**The records:**
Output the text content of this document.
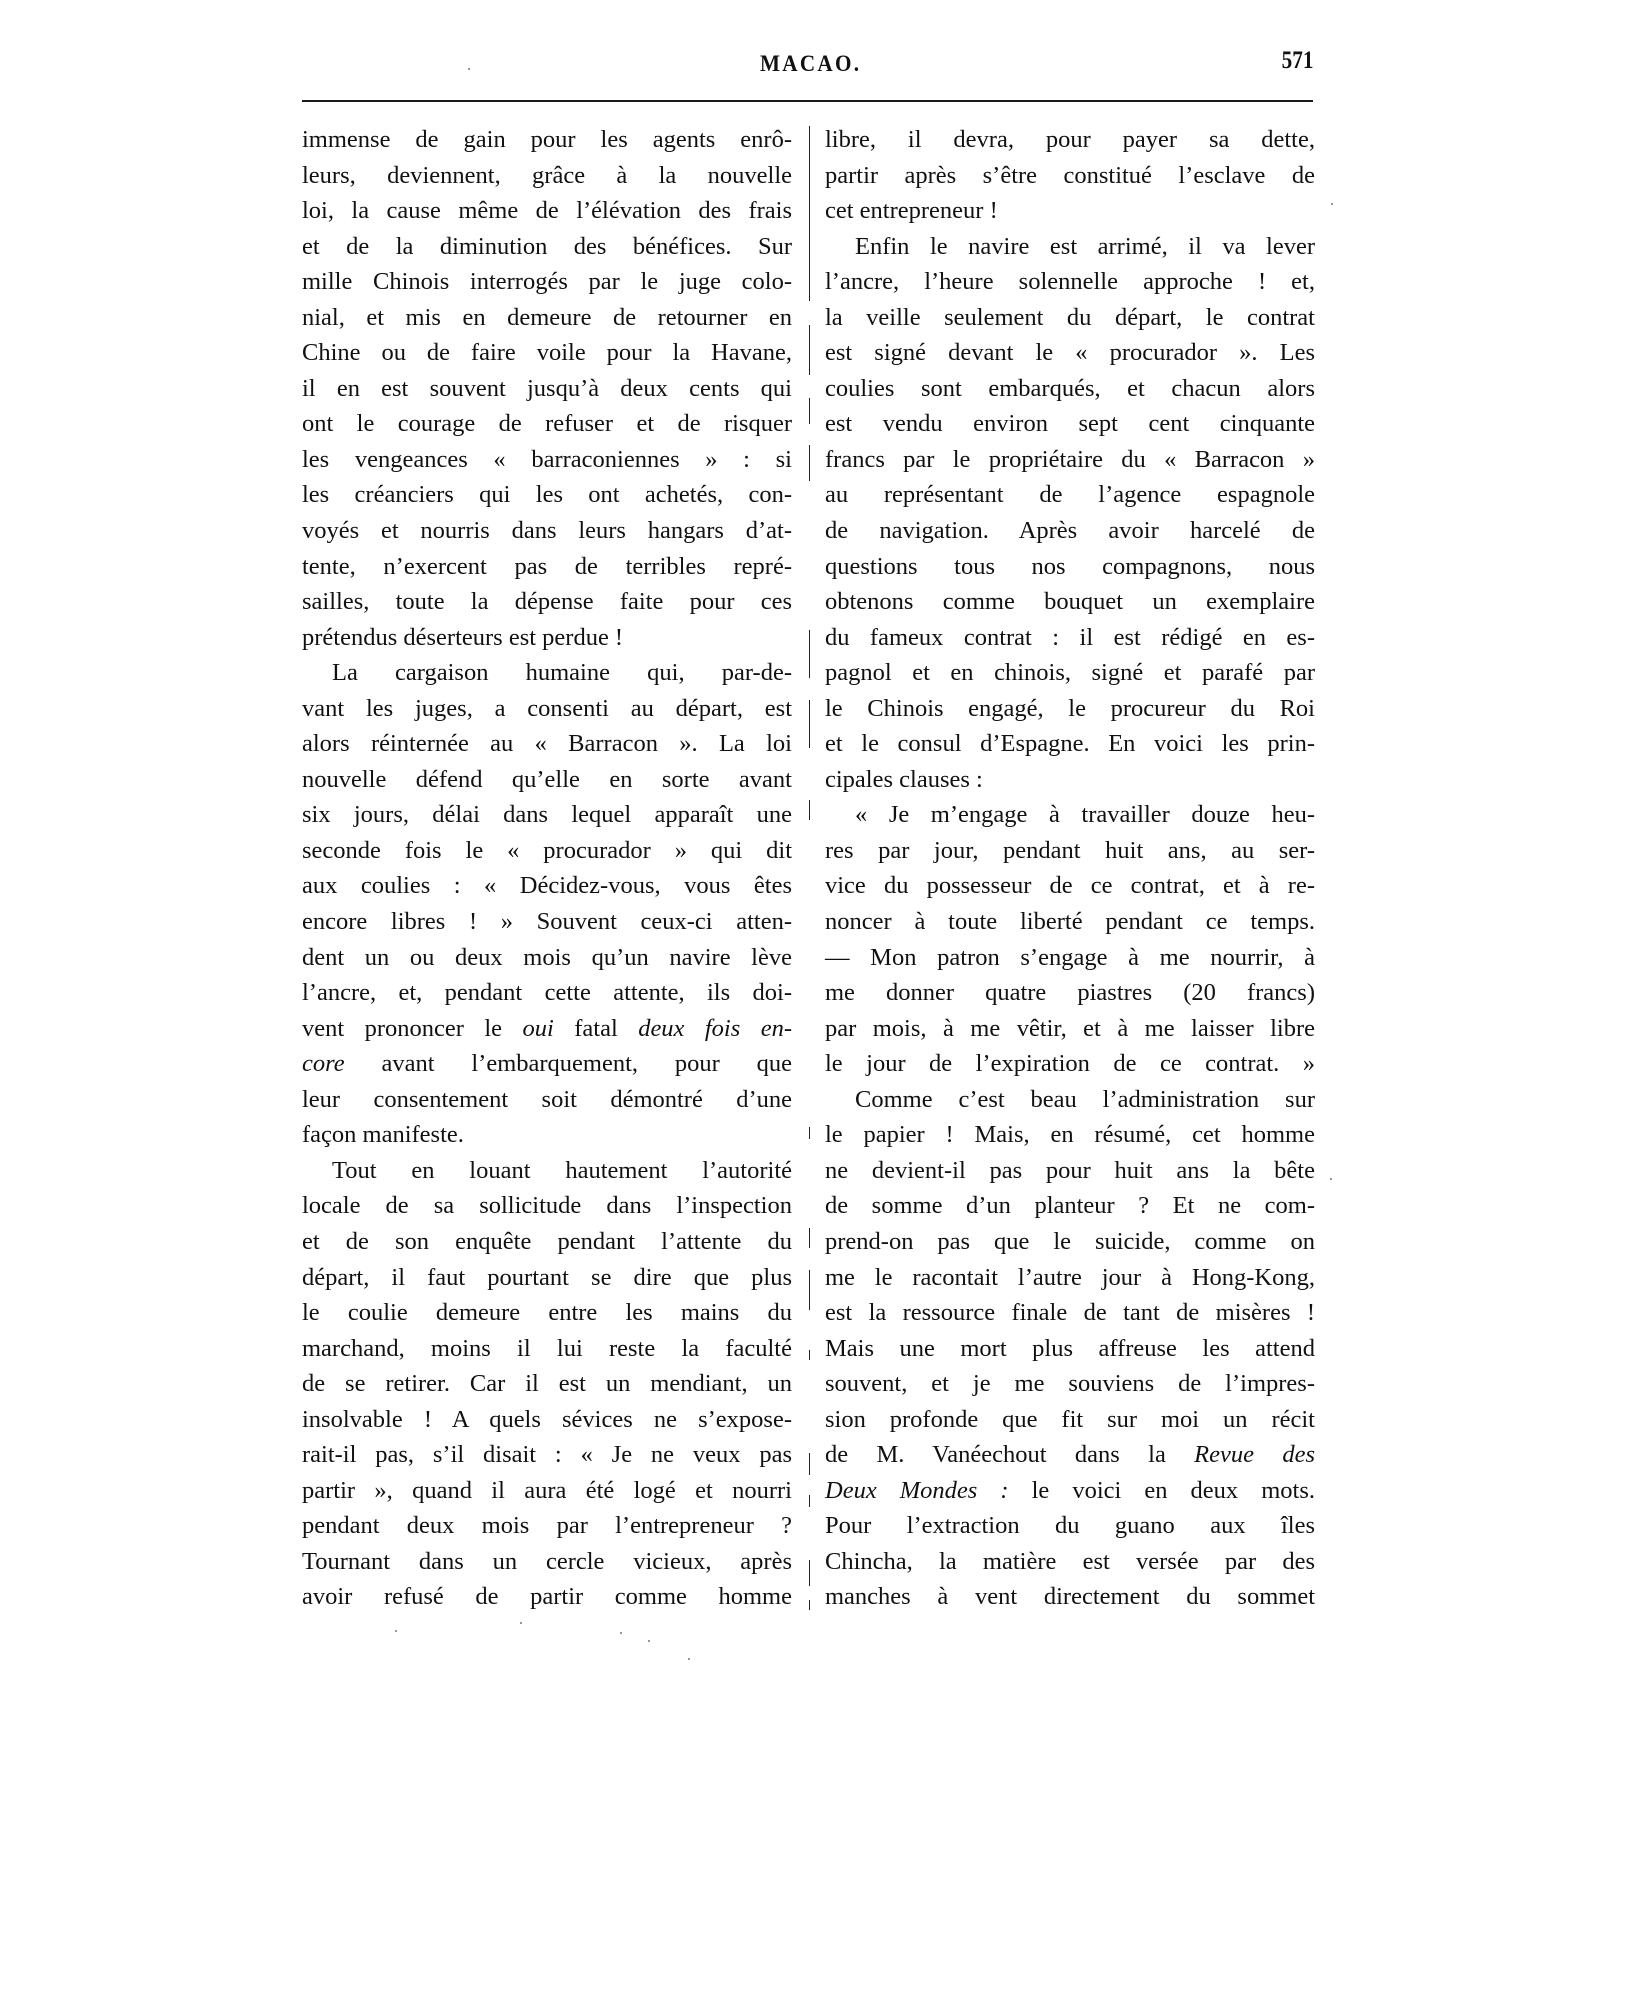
MACAO.	571
immense de gain pour les agents enrô-
leurs, deviennent, grâce à la nouvelle
loi, la cause même de l’élévation des frais
et de la diminution des bénéfices. Sur
mille Chinois interrogés par le juge colo-
nial, et mis en demeure de retourner en
Chine ou de faire voile pour la Havane,
il en est souvent jusqu’à deux cents qui
ont le courage de refuser et de risquer
les vengeances « barraconiennes » : si
les créanciers qui les ont achetés, con-
voyés et nourris dans leurs hangars d’at-
tente, n’exercent pas de terribles repré-
sailles, toute la dépense faite pour ces
prétendus déserteurs est perdue !
La cargaison humaine qui, par-de-
vant les juges, a consenti au départ, est
alors réinternée au « Barracon ». La loi
nouvelle défend qu’elle en sorte avant
six jours, délai dans lequel apparaît une
seconde fois le « procurador » qui dit
aux coulies : « Décidez-vous, vous êtes
encore libres ! » Souvent ceux-ci atten-
dent un ou deux mois qu’un navire lève
l’ancre, et, pendant cette attente, ils doi-
vent prononcer le oui fatal deux fois en-
core avant l’embarquement, pour que
leur consentement soit démontré d’une
façon manifeste.
Tout en louant hautement l’autorité
locale de sa sollicitude dans l’inspection
et de son enquête pendant l’attente du
départ, il faut pourtant se dire que plus
le coulie demeure entre les mains du
marchand, moins il lui reste la faculté
de se retirer. Car il est un mendiant, un
insolvable ! A quels sévices ne s’expose-
rait-il pas, s’il disait : « Je ne veux pas
partir », quand il aura été logé et nourri
pendant deux mois par l’entrepreneur ?
Tournant dans un cercle vicieux, après
avoir refusé de partir comme homme
libre, il devra, pour payer sa dette,
partir après s’être constitué l’esclave de
cet entrepreneur !
Enfin le navire est arrimé, il va lever
l’ancre, l’heure solennelle approche ! et,
la veille seulement du départ, le contrat
est signé devant le « procurador ». Les
coulies sont embarqués, et chacun alors
est vendu environ sept cent cinquante
francs par le propriétaire du « Barracon »
au représentant de l’agence espagnole
de navigation. Après avoir harcelé de
questions tous nos compagnons, nous
obtenons comme bouquet un exemplaire
du fameux contrat : il est rédigé en es-
pagnol et en chinois, signé et parafé par
le Chinois engagé, le procureur du Roi
et le consul d’Espagne. En voici les prin-
cipales clauses :
« Je m’engage à travailler douze heu-
res par jour, pendant huit ans, au ser-
vice du possesseur de ce contrat, et à re-
noncer à toute liberté pendant ce temps.
— Mon patron s’engage à me nourrir, à
me donner quatre piastres (20 francs)
par mois, à me vêtir, et à me laisser libre
le jour de l’expiration de ce contrat. »
Comme c’est beau l’administration sur
le papier ! Mais, en résumé, cet homme
ne devient-il pas pour huit ans la bête
de somme d’un planteur ? Et ne com-
prend-on pas que le suicide, comme on
me le racontait l’autre jour à Hong-Kong,
est la ressource finale de tant de misères !
Mais une mort plus affreuse les attend
souvent, et je me souviens de l’impres-
sion profonde que fit sur moi un récit
de M. Vanéechout dans la Revue des
Deux Mondes : le voici en deux mots.
Pour l’extraction du guano aux îles
Chincha, la matière est versée par des
manches à vent directement du sommet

**Written request:** Tally up how many lines in the preceding listing contain the word "mois". Give nothing but the number.

**Problem solution:** 3